- _Task brief_:
Where a line below holds the string "title", copy that line.

Records from a collection of figures:

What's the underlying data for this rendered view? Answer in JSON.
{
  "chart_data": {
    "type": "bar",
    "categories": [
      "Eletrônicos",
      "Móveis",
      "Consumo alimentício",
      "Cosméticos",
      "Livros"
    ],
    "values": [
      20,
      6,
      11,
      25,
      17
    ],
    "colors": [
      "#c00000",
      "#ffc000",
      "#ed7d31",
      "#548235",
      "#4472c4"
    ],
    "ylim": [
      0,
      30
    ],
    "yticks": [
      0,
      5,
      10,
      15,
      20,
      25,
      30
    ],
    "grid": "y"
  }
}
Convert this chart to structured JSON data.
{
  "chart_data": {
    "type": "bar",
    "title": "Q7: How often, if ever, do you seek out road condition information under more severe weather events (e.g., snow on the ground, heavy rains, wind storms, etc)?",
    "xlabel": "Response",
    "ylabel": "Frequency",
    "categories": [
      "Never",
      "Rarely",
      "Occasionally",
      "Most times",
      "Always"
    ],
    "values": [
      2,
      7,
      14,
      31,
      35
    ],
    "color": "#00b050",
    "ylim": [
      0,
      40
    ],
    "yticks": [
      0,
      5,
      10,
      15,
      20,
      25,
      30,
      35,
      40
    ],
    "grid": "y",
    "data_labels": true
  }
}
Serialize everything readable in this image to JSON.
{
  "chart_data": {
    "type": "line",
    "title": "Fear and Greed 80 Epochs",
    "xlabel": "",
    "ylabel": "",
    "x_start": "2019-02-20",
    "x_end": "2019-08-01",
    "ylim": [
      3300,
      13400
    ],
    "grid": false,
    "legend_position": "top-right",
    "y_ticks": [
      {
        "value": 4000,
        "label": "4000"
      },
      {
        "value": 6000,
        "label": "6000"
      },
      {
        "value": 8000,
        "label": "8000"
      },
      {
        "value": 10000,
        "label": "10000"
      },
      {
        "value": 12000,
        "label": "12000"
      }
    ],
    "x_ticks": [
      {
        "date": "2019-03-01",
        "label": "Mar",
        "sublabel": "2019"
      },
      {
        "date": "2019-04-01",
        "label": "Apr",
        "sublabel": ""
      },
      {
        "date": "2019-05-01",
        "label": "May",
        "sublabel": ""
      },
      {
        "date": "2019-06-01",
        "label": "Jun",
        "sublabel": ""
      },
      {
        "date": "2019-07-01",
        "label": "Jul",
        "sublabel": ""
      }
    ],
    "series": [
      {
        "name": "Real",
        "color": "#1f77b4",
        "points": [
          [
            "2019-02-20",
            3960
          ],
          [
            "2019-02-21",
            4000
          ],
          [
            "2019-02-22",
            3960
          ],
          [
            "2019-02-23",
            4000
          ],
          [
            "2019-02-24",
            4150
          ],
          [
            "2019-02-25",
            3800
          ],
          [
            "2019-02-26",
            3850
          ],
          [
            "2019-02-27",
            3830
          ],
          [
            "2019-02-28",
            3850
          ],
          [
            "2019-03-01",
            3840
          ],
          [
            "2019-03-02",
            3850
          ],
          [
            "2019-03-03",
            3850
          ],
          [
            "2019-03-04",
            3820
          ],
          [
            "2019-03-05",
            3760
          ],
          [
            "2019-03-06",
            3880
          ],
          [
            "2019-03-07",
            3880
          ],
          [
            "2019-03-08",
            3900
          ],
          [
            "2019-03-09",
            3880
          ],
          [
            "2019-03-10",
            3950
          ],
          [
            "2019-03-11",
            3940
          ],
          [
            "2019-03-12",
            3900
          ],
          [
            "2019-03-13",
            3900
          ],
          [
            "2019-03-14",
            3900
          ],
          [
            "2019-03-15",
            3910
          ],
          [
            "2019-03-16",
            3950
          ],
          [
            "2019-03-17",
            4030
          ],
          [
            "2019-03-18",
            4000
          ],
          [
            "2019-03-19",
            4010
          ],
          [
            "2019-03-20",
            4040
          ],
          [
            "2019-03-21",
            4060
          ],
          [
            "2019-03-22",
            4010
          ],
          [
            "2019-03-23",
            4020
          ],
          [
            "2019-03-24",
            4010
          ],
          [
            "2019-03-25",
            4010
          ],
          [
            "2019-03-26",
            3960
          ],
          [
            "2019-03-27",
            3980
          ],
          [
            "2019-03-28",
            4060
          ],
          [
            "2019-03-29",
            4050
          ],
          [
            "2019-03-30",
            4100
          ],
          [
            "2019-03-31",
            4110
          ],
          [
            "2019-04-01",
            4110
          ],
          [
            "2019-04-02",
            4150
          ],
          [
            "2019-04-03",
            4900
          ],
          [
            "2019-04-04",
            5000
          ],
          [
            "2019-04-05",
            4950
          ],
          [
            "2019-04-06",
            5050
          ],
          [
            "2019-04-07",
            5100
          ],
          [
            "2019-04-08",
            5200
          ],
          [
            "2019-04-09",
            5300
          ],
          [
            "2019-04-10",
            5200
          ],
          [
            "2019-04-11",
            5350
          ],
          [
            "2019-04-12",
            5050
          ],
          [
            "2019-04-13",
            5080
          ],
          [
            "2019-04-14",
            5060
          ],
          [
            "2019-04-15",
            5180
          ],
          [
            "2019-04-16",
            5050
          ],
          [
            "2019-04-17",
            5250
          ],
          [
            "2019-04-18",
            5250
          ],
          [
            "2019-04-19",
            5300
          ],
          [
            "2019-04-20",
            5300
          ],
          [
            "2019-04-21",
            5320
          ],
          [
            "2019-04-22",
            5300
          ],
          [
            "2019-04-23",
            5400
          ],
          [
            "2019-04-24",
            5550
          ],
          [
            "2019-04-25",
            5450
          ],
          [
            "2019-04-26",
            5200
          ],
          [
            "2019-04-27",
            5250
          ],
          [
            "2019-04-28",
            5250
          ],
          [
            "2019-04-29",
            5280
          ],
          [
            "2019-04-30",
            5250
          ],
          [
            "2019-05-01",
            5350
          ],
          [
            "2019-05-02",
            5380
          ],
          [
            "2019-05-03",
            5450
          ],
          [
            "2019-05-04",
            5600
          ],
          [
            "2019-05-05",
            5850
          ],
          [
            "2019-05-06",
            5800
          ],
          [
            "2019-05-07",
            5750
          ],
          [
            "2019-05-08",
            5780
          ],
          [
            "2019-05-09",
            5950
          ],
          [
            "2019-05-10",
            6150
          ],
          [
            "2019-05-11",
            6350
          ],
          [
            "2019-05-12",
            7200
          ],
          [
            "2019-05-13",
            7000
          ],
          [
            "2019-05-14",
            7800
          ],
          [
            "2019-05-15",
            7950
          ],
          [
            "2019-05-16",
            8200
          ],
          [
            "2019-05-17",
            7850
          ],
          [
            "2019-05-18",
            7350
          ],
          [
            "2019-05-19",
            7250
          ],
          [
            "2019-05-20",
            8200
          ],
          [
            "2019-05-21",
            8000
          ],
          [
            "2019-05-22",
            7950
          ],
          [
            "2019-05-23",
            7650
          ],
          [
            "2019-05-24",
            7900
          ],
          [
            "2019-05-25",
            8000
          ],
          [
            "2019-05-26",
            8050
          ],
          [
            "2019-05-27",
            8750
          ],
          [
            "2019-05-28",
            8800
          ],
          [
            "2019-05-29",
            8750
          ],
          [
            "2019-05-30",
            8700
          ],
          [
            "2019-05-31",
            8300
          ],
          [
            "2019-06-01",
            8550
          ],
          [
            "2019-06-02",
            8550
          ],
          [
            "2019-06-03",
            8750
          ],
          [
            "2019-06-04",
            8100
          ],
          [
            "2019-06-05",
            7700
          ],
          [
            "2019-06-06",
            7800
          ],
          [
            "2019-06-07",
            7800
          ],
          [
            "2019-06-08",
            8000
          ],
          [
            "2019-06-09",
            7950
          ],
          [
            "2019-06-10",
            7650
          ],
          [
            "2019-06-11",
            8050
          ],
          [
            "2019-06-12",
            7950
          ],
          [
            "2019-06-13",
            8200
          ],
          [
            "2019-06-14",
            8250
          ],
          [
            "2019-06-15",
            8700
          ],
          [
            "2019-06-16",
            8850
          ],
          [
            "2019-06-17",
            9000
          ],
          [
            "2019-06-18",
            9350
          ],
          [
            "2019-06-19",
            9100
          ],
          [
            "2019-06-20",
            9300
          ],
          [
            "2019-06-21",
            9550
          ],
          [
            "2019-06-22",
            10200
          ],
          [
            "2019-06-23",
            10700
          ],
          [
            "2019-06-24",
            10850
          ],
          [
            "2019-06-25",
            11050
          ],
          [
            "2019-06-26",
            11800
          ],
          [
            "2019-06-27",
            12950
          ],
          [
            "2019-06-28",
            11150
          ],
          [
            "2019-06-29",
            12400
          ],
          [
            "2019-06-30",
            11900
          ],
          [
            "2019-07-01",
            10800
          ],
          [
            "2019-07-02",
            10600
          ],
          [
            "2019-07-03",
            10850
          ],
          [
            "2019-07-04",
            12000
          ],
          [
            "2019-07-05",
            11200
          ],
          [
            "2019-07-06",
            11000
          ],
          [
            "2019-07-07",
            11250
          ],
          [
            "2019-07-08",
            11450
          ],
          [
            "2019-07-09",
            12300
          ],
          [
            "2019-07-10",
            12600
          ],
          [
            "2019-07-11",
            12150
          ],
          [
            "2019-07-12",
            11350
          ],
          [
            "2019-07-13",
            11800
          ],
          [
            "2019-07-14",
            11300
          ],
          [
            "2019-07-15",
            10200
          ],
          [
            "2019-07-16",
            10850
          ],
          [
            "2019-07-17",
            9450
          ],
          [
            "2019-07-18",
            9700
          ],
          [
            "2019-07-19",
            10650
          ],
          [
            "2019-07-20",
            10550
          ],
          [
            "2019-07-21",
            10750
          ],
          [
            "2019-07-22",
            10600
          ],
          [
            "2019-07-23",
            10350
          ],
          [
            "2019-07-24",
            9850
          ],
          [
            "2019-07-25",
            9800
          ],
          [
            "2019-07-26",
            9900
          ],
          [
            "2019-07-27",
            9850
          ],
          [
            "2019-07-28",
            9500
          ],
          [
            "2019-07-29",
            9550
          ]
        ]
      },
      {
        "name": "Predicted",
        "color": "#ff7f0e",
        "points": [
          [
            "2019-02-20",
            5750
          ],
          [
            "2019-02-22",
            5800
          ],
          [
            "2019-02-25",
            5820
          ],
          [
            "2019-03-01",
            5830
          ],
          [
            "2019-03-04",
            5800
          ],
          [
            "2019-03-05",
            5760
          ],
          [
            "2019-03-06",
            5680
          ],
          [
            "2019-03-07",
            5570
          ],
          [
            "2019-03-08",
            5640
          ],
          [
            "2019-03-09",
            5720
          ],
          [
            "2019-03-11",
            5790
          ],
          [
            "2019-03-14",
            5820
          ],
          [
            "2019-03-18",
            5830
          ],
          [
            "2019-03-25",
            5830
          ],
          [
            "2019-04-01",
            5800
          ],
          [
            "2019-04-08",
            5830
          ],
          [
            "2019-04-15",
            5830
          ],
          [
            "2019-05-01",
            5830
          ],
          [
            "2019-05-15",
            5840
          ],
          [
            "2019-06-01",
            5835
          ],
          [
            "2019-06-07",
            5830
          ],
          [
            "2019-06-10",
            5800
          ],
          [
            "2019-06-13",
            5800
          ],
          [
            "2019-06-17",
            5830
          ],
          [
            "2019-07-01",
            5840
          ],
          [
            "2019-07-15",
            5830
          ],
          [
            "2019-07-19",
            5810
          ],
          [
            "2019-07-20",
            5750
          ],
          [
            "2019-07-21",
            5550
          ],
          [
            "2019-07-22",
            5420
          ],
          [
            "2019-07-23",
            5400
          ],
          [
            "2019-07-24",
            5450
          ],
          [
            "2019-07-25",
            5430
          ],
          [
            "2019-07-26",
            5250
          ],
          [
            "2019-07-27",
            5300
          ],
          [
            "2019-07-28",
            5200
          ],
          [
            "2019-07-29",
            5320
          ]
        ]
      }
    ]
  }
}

- _Response_:
    "title": "Q7: How often, if ever, do you seek out road condition information under more severe weather events (e.g., snow on the ground, heavy rains, wind storms, etc)?",
    "title": "Fear and Greed 80 Epochs",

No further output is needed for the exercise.